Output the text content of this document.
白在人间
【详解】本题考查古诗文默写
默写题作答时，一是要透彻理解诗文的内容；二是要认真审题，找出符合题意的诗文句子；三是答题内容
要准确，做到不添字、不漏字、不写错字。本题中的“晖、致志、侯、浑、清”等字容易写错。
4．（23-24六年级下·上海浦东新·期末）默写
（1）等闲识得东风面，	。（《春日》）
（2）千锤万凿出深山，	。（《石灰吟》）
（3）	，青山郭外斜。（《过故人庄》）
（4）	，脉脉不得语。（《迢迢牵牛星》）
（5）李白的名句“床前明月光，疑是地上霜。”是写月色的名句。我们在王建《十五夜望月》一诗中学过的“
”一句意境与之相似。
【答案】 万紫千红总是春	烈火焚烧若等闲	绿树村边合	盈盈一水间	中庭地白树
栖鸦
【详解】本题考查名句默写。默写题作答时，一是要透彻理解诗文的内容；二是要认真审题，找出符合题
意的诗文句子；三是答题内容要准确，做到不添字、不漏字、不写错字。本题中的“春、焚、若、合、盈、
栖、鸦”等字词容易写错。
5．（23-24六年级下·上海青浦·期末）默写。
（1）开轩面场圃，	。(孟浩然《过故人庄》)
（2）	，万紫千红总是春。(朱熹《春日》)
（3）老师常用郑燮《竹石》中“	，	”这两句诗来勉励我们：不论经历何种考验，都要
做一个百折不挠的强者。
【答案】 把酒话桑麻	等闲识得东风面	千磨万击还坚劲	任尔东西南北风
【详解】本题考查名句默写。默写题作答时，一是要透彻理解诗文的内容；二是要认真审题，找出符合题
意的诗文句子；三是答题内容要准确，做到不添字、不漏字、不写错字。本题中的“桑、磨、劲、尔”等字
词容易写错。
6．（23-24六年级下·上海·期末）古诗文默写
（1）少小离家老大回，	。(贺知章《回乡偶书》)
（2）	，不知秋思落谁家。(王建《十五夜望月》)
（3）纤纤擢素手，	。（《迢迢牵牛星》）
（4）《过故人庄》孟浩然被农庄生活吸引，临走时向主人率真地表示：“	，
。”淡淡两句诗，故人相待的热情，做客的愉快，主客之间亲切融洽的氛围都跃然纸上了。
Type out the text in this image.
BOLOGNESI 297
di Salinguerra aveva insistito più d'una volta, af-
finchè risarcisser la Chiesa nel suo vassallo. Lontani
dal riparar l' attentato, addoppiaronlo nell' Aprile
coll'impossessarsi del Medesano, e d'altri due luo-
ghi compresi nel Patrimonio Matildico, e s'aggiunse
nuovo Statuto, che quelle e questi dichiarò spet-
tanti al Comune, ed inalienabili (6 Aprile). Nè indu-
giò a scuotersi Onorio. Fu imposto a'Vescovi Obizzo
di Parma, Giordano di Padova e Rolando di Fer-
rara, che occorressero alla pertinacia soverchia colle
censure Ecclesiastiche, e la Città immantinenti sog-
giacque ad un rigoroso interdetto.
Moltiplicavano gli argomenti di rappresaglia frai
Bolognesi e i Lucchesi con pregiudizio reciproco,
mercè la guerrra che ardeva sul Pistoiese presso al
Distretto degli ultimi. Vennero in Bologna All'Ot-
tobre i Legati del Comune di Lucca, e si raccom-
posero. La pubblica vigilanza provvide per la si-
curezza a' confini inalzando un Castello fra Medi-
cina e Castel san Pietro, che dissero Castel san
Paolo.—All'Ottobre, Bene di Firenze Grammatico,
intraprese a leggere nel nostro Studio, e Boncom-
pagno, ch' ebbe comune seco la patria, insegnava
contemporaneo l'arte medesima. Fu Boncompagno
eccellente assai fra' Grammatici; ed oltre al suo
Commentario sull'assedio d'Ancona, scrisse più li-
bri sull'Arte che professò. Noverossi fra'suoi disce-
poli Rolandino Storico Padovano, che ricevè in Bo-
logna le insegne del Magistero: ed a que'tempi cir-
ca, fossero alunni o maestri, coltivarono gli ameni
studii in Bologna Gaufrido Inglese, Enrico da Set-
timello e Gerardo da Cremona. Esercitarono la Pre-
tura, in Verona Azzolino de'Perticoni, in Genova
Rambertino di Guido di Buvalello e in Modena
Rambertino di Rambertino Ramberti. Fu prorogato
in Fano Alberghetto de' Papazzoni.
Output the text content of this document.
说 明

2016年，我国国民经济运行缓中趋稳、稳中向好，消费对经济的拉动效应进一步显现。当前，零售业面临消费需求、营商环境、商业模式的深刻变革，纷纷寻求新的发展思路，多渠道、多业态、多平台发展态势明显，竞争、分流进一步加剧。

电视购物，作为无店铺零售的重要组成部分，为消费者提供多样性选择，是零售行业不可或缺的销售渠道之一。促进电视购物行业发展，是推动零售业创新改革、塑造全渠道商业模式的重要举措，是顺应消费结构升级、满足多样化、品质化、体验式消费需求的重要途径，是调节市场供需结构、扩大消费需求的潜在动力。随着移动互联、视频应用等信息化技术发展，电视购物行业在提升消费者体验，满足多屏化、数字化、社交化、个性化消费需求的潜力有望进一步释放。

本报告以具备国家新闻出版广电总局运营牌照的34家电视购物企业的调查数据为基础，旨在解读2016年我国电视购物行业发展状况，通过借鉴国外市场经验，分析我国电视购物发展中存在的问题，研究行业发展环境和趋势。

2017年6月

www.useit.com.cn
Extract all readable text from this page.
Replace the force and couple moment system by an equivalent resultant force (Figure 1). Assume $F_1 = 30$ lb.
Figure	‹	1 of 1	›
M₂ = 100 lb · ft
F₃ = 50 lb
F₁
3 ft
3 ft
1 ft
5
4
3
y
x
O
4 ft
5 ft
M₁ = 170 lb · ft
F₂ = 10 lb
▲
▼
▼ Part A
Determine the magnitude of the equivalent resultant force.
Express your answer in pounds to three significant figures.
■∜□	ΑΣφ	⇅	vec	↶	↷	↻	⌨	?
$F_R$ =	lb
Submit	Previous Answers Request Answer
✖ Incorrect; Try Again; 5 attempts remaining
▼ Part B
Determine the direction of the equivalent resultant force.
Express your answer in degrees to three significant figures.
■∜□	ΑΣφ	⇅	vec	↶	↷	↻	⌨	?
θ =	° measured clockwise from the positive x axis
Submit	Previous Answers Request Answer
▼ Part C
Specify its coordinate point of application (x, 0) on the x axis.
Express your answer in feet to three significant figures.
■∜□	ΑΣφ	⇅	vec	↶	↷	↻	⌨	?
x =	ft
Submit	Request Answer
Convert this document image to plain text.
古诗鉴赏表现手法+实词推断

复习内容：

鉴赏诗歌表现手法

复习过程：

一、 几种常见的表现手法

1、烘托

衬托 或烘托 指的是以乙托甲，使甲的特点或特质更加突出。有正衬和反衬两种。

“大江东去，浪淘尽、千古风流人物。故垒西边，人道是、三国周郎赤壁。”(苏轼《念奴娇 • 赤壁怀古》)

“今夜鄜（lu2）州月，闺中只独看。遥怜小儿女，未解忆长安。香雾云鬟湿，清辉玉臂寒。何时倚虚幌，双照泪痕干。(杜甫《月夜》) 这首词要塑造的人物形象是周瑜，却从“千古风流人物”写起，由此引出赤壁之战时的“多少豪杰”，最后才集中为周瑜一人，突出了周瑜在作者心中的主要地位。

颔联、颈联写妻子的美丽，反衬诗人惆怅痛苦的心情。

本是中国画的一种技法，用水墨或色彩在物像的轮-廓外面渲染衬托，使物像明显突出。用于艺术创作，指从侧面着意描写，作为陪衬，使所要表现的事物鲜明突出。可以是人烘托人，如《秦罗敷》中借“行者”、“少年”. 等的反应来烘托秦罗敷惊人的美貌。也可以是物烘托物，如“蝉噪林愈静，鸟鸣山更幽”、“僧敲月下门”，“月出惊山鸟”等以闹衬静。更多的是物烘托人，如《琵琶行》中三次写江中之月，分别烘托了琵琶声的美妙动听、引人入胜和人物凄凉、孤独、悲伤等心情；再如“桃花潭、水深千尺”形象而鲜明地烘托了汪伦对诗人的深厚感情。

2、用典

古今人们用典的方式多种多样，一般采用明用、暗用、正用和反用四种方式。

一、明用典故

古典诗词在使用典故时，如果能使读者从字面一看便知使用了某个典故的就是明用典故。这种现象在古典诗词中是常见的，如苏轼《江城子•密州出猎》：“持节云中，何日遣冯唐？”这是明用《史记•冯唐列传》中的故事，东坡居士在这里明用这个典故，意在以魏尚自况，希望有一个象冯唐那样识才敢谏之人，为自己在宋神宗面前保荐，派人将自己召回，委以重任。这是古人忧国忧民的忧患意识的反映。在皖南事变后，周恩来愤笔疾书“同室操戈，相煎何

# # # #

GIVEN EXERCISE: Within the material above, find the lines that contain the word "三是答题内容要准确"; copy them.

OUTPUT:
意的诗文句子；三是答题内容要准确，做到不添字、不漏字、不写错字。本题中的“春、焚、若、合、盈、
意的诗文句子；三是答题内容要准确，做到不添字、不漏字、不写错字。本题中的“桑、磨、劲、尔”等字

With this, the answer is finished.